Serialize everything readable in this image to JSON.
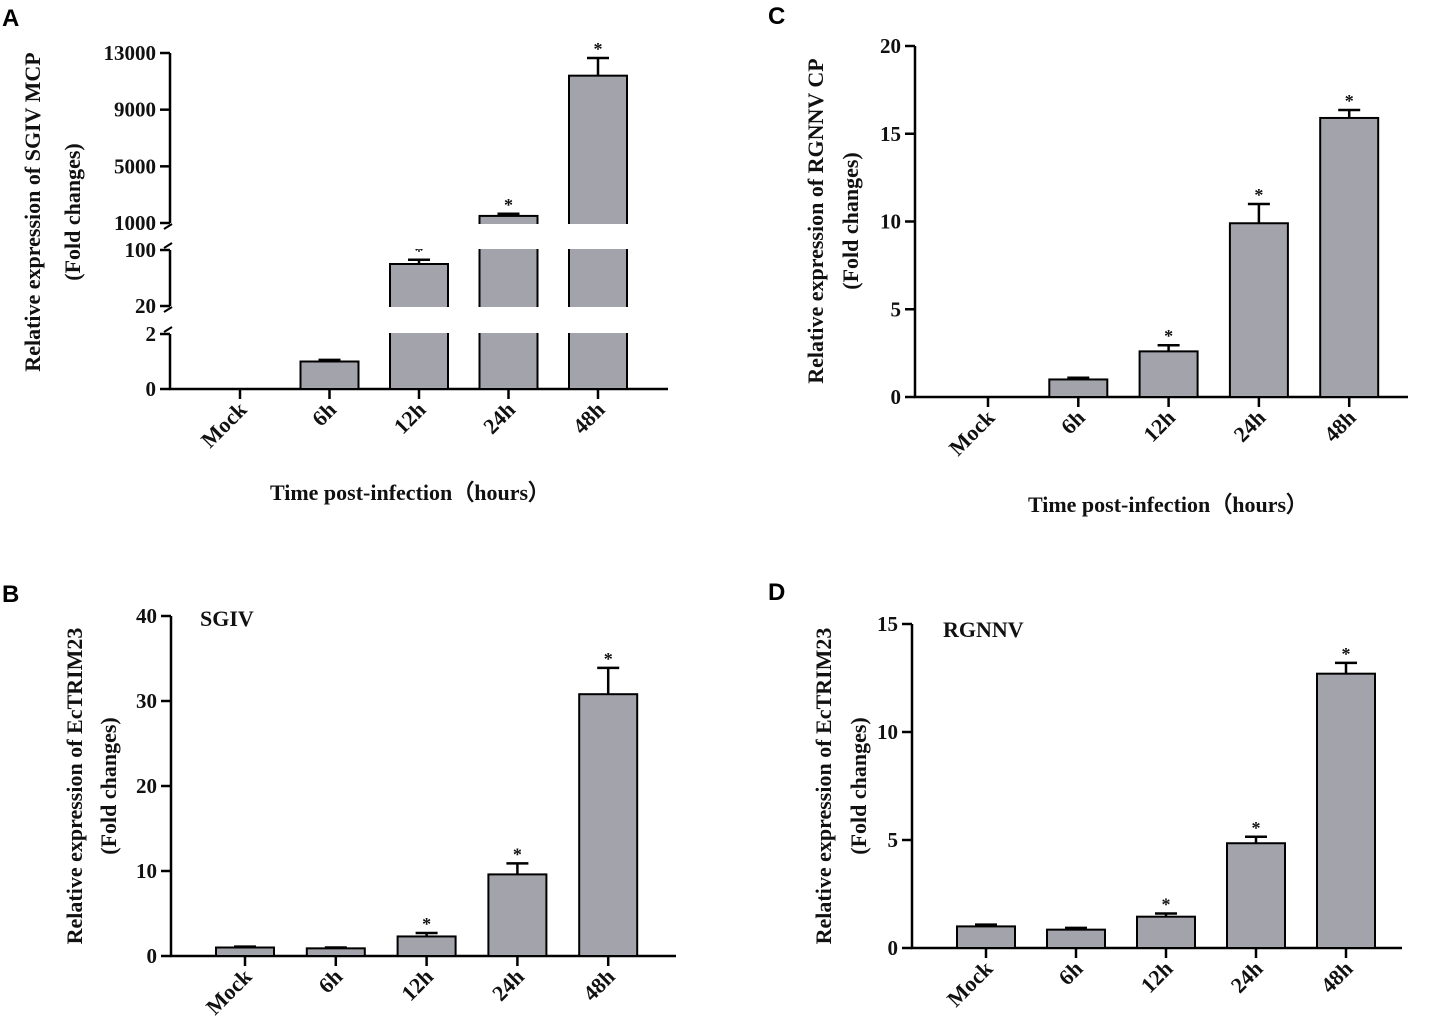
{
  "figure": {
    "panels": [
      "A",
      "B",
      "C",
      "D"
    ]
  },
  "chart_data": [
    {
      "panel": "A",
      "type": "bar",
      "title": "",
      "categories": [
        "Mock",
        "6h",
        "12h",
        "24h",
        "48h"
      ],
      "values": [
        0,
        1.0,
        80,
        1500,
        11400
      ],
      "errors": [
        0,
        0.06,
        6,
        150,
        1250
      ],
      "significance": [
        "",
        "",
        "*",
        "*",
        "*"
      ],
      "ylabel_line1": "Relative expression of SGIV MCP",
      "ylabel_line2": "(Fold changes)",
      "xlabel": "Time post-infection（hours）",
      "broken_axis": true,
      "segments": [
        {
          "range": [
            0,
            2
          ],
          "ticks": [
            0,
            2
          ]
        },
        {
          "range": [
            20,
            100
          ],
          "ticks": [
            20,
            100
          ]
        },
        {
          "range": [
            1000,
            13000
          ],
          "ticks": [
            1000,
            5000,
            9000,
            13000
          ]
        }
      ]
    },
    {
      "panel": "B",
      "type": "bar",
      "title": "SGIV",
      "categories": [
        "Mock",
        "6h",
        "12h",
        "24h",
        "48h"
      ],
      "values": [
        1.0,
        0.9,
        2.3,
        9.6,
        30.8
      ],
      "errors": [
        0.1,
        0.1,
        0.4,
        1.3,
        3.1
      ],
      "significance": [
        "",
        "",
        "*",
        "*",
        "*"
      ],
      "ylabel_line1": "Relative expression of EcTRIM23",
      "ylabel_line2": "(Fold changes)",
      "xlabel": "",
      "ylim": [
        0,
        40
      ],
      "yticks": [
        0,
        10,
        20,
        30,
        40
      ]
    },
    {
      "panel": "C",
      "type": "bar",
      "title": "",
      "categories": [
        "Mock",
        "6h",
        "12h",
        "24h",
        "48h"
      ],
      "values": [
        0,
        1.0,
        2.6,
        9.9,
        15.9
      ],
      "errors": [
        0,
        0.1,
        0.35,
        1.1,
        0.45
      ],
      "significance": [
        "",
        "",
        "*",
        "*",
        "*"
      ],
      "ylabel_line1": "Relative expression of RGNNV CP",
      "ylabel_line2": "(Fold changes)",
      "xlabel": "Time post-infection（hours）",
      "ylim": [
        0,
        20
      ],
      "yticks": [
        0,
        5,
        10,
        15,
        20
      ]
    },
    {
      "panel": "D",
      "type": "bar",
      "title": "RGNNV",
      "categories": [
        "Mock",
        "6h",
        "12h",
        "24h",
        "48h"
      ],
      "values": [
        1.0,
        0.85,
        1.45,
        4.85,
        12.7
      ],
      "errors": [
        0.08,
        0.08,
        0.15,
        0.3,
        0.5
      ],
      "significance": [
        "",
        "",
        "*",
        "*",
        "*"
      ],
      "ylabel_line1": "Relative expression of EcTRIM23",
      "ylabel_line2": "(Fold changes)",
      "xlabel": "",
      "ylim": [
        0,
        15
      ],
      "yticks": [
        0,
        5,
        10,
        15
      ]
    }
  ],
  "colors": {
    "bar_fill": "#a3a3ab",
    "stroke": "#000000",
    "text": "#111111"
  }
}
══════════════════════════════
Written request
Write out the whole listing exactly, and drop the pictures.

Expected answer
Serialize everything readable in this image to JSON.
{
  "figure": {
    "panels": [
      "A",
      "B",
      "C",
      "D"
    ]
  },
  "chart_data": [
    {
      "panel": "A",
      "type": "bar",
      "title": "",
      "categories": [
        "Mock",
        "6h",
        "12h",
        "24h",
        "48h"
      ],
      "values": [
        0,
        1.0,
        80,
        1500,
        11400
      ],
      "errors": [
        0,
        0.06,
        6,
        150,
        1250
      ],
      "significance": [
        "",
        "",
        "*",
        "*",
        "*"
      ],
      "ylabel_line1": "Relative expression of SGIV MCP",
      "ylabel_line2": "(Fold changes)",
      "xlabel": "Time post-infection（hours）",
      "broken_axis": true,
      "segments": [
        {
          "range": [
            0,
            2
          ],
          "ticks": [
            0,
            2
          ]
        },
        {
          "range": [
            20,
            100
          ],
          "ticks": [
            20,
            100
          ]
        },
        {
          "range": [
            1000,
            13000
          ],
          "ticks": [
            1000,
            5000,
            9000,
            13000
          ]
        }
      ]
    },
    {
      "panel": "B",
      "type": "bar",
      "title": "SGIV",
      "categories": [
        "Mock",
        "6h",
        "12h",
        "24h",
        "48h"
      ],
      "values": [
        1.0,
        0.9,
        2.3,
        9.6,
        30.8
      ],
      "errors": [
        0.1,
        0.1,
        0.4,
        1.3,
        3.1
      ],
      "significance": [
        "",
        "",
        "*",
        "*",
        "*"
      ],
      "ylabel_line1": "Relative expression of EcTRIM23",
      "ylabel_line2": "(Fold changes)",
      "xlabel": "",
      "ylim": [
        0,
        40
      ],
      "yticks": [
        0,
        10,
        20,
        30,
        40
      ]
    },
    {
      "panel": "C",
      "type": "bar",
      "title": "",
      "categories": [
        "Mock",
        "6h",
        "12h",
        "24h",
        "48h"
      ],
      "values": [
        0,
        1.0,
        2.6,
        9.9,
        15.9
      ],
      "errors": [
        0,
        0.1,
        0.35,
        1.1,
        0.45
      ],
      "significance": [
        "",
        "",
        "*",
        "*",
        "*"
      ],
      "ylabel_line1": "Relative expression of RGNNV CP",
      "ylabel_line2": "(Fold changes)",
      "xlabel": "Time post-infection（hours）",
      "ylim": [
        0,
        20
      ],
      "yticks": [
        0,
        5,
        10,
        15,
        20
      ]
    },
    {
      "panel": "D",
      "type": "bar",
      "title": "RGNNV",
      "categories": [
        "Mock",
        "6h",
        "12h",
        "24h",
        "48h"
      ],
      "values": [
        1.0,
        0.85,
        1.45,
        4.85,
        12.7
      ],
      "errors": [
        0.08,
        0.08,
        0.15,
        0.3,
        0.5
      ],
      "significance": [
        "",
        "",
        "*",
        "*",
        "*"
      ],
      "ylabel_line1": "Relative expression of EcTRIM23",
      "ylabel_line2": "(Fold changes)",
      "xlabel": "",
      "ylim": [
        0,
        15
      ],
      "yticks": [
        0,
        5,
        10,
        15
      ]
    }
  ],
  "colors": {
    "bar_fill": "#a3a3ab",
    "stroke": "#000000",
    "text": "#111111"
  }
}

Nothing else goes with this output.